━━ Source data

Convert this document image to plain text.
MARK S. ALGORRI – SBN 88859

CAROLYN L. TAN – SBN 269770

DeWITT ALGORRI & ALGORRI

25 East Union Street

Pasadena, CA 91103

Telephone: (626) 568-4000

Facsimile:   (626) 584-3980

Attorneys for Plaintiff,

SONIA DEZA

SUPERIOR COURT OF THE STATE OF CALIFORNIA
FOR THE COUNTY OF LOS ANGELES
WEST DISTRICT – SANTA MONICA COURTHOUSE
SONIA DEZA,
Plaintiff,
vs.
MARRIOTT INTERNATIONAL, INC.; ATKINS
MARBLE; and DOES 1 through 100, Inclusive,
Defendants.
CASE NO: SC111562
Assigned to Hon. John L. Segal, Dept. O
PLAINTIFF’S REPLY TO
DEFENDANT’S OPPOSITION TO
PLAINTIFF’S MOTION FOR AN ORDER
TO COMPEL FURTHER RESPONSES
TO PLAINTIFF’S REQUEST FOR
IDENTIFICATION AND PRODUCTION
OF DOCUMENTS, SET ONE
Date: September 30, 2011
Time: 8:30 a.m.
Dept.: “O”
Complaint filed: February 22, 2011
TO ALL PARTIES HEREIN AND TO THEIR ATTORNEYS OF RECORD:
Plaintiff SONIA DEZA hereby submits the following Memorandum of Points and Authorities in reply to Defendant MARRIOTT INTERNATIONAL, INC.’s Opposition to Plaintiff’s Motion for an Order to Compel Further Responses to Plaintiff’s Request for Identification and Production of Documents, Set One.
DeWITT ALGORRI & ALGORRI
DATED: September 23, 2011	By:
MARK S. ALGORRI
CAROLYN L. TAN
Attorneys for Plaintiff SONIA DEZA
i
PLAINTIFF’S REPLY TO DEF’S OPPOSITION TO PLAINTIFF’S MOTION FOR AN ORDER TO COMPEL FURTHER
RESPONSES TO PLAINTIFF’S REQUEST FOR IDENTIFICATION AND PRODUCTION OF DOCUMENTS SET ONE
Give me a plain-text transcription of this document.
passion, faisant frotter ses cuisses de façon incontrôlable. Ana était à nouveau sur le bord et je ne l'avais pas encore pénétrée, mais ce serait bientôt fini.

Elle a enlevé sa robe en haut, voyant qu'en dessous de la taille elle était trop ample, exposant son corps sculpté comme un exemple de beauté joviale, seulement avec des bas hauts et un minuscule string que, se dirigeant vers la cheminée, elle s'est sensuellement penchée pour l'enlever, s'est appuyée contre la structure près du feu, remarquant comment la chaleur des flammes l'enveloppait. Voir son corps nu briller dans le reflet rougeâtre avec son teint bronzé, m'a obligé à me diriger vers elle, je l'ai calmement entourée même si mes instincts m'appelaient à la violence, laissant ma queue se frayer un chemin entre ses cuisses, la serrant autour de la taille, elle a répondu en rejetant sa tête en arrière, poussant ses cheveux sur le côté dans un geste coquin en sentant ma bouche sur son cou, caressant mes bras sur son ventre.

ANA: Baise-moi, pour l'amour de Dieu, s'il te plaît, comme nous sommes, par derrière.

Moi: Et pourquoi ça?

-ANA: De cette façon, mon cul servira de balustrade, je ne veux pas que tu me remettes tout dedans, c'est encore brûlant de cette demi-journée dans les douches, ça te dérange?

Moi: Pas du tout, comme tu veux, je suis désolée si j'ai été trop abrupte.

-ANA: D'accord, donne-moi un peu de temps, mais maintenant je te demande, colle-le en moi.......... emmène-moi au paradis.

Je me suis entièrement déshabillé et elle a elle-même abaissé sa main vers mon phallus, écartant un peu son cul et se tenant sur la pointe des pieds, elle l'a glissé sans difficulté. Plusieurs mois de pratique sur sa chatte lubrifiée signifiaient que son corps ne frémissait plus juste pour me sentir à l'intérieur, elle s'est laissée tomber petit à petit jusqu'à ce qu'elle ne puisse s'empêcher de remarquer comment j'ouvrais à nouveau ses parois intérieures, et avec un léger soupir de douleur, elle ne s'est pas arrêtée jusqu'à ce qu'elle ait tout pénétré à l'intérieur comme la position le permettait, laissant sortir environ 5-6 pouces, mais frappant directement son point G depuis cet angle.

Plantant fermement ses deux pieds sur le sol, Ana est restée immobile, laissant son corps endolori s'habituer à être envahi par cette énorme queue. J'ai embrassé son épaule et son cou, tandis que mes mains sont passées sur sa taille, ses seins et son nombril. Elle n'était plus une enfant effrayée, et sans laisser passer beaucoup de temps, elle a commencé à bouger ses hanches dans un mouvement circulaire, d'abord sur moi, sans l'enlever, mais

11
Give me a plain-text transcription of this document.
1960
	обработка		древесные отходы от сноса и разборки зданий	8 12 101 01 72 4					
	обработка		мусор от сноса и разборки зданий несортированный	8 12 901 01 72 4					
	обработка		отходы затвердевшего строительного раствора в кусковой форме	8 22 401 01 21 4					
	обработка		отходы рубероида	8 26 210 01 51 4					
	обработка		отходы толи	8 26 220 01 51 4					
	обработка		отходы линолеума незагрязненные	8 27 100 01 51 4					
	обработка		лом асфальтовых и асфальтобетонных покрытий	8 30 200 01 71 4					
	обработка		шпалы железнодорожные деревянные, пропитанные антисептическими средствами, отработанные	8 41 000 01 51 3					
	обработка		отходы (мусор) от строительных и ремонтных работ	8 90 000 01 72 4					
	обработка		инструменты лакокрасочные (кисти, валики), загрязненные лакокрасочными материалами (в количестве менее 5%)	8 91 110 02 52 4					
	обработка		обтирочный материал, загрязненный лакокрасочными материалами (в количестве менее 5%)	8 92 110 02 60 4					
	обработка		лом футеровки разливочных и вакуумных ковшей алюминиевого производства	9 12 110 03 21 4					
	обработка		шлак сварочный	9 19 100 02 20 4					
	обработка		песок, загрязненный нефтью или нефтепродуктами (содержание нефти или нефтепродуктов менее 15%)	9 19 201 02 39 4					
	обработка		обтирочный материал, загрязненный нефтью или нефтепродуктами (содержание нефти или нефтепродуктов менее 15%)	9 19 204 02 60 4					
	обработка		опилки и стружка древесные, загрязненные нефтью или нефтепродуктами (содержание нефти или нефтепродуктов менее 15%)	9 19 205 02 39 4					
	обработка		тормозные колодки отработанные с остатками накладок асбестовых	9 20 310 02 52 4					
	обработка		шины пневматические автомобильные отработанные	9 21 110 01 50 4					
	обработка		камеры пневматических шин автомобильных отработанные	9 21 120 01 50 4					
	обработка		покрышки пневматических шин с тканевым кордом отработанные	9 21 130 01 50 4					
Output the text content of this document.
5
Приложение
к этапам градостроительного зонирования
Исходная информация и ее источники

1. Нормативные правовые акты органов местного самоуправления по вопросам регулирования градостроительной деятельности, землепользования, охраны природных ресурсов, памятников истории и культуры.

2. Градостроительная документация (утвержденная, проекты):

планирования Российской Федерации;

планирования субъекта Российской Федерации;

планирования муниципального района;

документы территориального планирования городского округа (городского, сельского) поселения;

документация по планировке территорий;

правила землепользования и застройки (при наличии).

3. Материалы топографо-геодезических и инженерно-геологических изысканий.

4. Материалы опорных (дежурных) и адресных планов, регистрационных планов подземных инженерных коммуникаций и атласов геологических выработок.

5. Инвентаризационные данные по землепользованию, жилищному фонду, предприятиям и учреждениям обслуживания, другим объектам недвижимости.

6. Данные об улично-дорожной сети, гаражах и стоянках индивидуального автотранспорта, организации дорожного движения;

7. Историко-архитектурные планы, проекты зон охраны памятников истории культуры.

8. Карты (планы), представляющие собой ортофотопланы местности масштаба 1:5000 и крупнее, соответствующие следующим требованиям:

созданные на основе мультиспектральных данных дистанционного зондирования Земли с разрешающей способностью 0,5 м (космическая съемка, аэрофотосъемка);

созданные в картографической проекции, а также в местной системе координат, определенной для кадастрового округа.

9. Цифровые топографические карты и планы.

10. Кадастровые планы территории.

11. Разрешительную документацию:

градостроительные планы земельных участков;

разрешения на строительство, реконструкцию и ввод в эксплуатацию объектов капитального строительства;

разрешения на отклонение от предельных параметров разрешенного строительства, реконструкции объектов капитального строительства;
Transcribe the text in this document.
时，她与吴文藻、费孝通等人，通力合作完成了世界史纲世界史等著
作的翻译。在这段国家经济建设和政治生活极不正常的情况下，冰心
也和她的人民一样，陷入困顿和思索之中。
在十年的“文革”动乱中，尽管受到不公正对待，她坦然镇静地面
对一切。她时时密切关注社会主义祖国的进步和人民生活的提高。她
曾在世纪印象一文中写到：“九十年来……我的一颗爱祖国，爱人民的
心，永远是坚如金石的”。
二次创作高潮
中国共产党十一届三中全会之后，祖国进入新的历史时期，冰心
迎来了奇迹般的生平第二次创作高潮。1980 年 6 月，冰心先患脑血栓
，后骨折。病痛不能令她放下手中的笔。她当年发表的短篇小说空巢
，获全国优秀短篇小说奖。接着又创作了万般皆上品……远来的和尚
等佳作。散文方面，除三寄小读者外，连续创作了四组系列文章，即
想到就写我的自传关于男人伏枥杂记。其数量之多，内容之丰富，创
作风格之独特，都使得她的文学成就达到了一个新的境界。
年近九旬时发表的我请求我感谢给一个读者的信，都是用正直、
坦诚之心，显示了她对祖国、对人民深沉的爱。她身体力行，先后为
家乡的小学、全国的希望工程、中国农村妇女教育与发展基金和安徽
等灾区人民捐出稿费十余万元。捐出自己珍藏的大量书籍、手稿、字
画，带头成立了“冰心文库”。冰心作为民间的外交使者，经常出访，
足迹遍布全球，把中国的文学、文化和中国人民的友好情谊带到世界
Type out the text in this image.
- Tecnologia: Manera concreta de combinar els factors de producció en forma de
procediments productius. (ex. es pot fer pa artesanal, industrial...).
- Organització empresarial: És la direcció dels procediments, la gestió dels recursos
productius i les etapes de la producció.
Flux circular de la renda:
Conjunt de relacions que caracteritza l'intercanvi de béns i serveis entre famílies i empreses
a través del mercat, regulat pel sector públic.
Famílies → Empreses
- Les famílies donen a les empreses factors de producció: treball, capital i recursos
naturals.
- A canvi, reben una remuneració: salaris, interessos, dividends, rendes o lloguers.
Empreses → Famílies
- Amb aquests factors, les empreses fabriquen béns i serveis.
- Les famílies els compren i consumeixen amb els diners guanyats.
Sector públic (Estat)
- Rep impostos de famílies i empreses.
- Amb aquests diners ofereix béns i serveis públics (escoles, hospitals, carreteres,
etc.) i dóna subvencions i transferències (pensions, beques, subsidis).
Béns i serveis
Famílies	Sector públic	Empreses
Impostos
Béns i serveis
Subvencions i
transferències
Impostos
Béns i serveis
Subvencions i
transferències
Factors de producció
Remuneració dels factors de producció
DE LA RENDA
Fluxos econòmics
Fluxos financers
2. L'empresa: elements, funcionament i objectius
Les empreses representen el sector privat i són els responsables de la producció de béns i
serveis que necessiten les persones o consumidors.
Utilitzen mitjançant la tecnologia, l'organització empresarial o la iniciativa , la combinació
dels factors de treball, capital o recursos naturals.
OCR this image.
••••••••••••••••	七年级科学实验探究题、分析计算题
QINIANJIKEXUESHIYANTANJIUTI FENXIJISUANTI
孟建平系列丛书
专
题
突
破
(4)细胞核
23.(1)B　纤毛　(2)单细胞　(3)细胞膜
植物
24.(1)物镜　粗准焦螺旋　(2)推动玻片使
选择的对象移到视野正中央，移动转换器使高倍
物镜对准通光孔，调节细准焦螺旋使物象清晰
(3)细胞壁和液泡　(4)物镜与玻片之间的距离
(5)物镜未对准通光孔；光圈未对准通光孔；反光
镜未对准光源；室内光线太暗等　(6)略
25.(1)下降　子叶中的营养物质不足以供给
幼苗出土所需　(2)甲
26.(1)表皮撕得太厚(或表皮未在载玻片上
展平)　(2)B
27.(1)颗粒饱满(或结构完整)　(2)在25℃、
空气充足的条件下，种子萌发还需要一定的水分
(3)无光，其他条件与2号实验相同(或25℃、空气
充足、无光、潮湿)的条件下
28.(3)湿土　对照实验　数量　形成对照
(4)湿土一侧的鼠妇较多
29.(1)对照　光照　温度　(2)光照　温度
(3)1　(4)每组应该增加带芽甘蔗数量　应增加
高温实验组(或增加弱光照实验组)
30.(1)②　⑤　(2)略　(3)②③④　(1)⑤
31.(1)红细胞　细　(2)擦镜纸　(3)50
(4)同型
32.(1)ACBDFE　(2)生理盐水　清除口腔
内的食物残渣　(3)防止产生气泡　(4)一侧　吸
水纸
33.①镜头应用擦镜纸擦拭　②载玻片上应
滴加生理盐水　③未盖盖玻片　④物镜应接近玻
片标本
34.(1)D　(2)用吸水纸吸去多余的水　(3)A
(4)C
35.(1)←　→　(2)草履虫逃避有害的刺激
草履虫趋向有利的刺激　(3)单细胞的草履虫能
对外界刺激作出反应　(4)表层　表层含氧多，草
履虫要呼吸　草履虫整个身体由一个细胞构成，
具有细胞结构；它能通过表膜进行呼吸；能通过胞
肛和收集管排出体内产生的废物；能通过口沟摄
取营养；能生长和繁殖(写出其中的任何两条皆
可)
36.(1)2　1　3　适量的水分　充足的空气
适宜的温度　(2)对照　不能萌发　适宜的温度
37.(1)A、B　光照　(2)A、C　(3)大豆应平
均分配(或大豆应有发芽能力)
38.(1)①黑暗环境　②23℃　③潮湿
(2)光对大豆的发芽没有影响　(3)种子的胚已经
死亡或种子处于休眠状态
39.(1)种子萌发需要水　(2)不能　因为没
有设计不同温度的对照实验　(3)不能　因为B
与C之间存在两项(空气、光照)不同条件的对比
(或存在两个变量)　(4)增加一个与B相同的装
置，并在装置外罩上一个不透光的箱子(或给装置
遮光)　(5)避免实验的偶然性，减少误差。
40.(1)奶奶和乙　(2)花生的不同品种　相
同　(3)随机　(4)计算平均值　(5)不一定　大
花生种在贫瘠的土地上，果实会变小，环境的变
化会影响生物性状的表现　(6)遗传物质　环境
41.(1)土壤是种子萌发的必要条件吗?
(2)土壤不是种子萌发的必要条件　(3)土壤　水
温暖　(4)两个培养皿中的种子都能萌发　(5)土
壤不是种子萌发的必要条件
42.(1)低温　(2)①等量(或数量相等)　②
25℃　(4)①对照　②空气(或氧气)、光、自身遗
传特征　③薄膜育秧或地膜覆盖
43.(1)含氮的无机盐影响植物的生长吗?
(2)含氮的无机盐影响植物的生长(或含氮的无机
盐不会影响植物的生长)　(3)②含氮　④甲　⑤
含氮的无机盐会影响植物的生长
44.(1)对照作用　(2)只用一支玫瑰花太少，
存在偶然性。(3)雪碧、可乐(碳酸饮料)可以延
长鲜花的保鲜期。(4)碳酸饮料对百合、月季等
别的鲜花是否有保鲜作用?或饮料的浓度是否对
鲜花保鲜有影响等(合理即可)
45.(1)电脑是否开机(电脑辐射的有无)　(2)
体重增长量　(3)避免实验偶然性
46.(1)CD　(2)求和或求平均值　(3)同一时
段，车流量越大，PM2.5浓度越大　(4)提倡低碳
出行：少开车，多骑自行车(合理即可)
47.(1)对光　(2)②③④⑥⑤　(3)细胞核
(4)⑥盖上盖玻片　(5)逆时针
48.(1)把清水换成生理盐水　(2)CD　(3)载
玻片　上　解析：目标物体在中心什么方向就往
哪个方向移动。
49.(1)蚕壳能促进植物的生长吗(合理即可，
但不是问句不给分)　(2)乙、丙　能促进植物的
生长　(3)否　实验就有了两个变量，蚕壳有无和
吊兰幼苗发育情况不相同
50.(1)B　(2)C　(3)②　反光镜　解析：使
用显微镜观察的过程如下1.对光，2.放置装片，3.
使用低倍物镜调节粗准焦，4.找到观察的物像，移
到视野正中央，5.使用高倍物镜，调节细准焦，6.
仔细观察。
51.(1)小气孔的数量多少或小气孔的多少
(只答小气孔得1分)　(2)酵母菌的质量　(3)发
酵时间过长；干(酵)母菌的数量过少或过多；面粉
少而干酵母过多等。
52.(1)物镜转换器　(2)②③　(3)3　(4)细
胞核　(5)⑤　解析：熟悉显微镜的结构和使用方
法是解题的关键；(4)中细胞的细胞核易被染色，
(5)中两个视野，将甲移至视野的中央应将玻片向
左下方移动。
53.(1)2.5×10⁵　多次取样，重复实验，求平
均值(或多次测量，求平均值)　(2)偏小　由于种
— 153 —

━━━━

Exercise
Return, from the data, each line that has the word "капитального" in it.

Answer to the problem
разрешения на строительство, реконструкцию и ввод в эксплуатацию объектов капитального строительства;
разрешения на отклонение от предельных параметров разрешенного строительства, реконструкции объектов капитального строительства;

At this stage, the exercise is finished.